## START Material for this task
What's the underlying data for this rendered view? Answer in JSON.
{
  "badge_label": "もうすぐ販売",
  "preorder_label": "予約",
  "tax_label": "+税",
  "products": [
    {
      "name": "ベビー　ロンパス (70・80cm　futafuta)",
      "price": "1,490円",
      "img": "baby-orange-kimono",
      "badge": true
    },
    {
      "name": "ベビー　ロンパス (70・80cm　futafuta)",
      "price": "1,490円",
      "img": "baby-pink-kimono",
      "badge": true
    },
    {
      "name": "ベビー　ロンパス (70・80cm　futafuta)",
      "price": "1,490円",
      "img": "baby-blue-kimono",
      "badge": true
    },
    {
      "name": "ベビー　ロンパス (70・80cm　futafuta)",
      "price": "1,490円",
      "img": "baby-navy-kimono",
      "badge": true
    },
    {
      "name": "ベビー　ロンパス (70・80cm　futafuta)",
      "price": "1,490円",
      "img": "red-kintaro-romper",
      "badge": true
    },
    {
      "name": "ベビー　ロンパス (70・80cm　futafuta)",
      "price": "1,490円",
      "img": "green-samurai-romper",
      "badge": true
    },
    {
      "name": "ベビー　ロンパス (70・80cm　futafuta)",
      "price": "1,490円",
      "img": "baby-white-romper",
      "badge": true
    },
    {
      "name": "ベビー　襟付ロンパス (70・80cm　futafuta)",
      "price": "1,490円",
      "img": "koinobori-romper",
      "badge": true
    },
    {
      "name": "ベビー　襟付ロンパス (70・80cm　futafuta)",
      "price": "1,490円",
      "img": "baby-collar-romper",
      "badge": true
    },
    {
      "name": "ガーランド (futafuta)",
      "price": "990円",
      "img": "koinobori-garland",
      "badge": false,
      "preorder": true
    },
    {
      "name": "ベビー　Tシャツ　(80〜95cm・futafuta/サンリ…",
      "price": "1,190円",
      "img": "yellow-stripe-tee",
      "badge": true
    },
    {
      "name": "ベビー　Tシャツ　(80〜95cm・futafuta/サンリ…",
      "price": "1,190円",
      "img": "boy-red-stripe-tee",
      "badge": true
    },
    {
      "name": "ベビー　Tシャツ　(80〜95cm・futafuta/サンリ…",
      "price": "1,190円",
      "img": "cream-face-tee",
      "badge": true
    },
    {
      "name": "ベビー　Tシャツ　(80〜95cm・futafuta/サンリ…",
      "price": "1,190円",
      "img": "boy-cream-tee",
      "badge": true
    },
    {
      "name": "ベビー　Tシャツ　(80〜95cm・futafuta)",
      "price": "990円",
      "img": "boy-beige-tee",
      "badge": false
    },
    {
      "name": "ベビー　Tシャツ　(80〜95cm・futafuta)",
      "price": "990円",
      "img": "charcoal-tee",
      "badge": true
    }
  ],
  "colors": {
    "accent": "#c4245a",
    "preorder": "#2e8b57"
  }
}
## END Material for this task
From the first line to the last, please quote the material above exactly.

What's the underlying data for this rendered view? Answer in JSON.
{
  "badge_label": "もうすぐ販売",
  "preorder_label": "予約",
  "tax_label": "+税",
  "products": [
    {
      "name": "ベビー　ロンパス (70・80cm　futafuta)",
      "price": "1,490円",
      "img": "baby-orange-kimono",
      "badge": true
    },
    {
      "name": "ベビー　ロンパス (70・80cm　futafuta)",
      "price": "1,490円",
      "img": "baby-pink-kimono",
      "badge": true
    },
    {
      "name": "ベビー　ロンパス (70・80cm　futafuta)",
      "price": "1,490円",
      "img": "baby-blue-kimono",
      "badge": true
    },
    {
      "name": "ベビー　ロンパス (70・80cm　futafuta)",
      "price": "1,490円",
      "img": "baby-navy-kimono",
      "badge": true
    },
    {
      "name": "ベビー　ロンパス (70・80cm　futafuta)",
      "price": "1,490円",
      "img": "red-kintaro-romper",
      "badge": true
    },
    {
      "name": "ベビー　ロンパス (70・80cm　futafuta)",
      "price": "1,490円",
      "img": "green-samurai-romper",
      "badge": true
    },
    {
      "name": "ベビー　ロンパス (70・80cm　futafuta)",
      "price": "1,490円",
      "img": "baby-white-romper",
      "badge": true
    },
    {
      "name": "ベビー　襟付ロンパス (70・80cm　futafuta)",
      "price": "1,490円",
      "img": "koinobori-romper",
      "badge": true
    },
    {
      "name": "ベビー　襟付ロンパス (70・80cm　futafuta)",
      "price": "1,490円",
      "img": "baby-collar-romper",
      "badge": true
    },
    {
      "name": "ガーランド (futafuta)",
      "price": "990円",
      "img": "koinobori-garland",
      "badge": false,
      "preorder": true
    },
    {
      "name": "ベビー　Tシャツ　(80〜95cm・futafuta/サンリ…",
      "price": "1,190円",
      "img": "yellow-stripe-tee",
      "badge": true
    },
    {
      "name": "ベビー　Tシャツ　(80〜95cm・futafuta/サンリ…",
      "price": "1,190円",
      "img": "boy-red-stripe-tee",
      "badge": true
    },
    {
      "name": "ベビー　Tシャツ　(80〜95cm・futafuta/サンリ…",
      "price": "1,190円",
      "img": "cream-face-tee",
      "badge": true
    },
    {
      "name": "ベビー　Tシャツ　(80〜95cm・futafuta/サンリ…",
      "price": "1,190円",
      "img": "boy-cream-tee",
      "badge": true
    },
    {
      "name": "ベビー　Tシャツ　(80〜95cm・futafuta)",
      "price": "990円",
      "img": "boy-beige-tee",
      "badge": false
    },
    {
      "name": "ベビー　Tシャツ　(80〜95cm・futafuta)",
      "price": "990円",
      "img": "charcoal-tee",
      "badge": true
    }
  ],
  "colors": {
    "accent": "#c4245a",
    "preorder": "#2e8b57"
  }
}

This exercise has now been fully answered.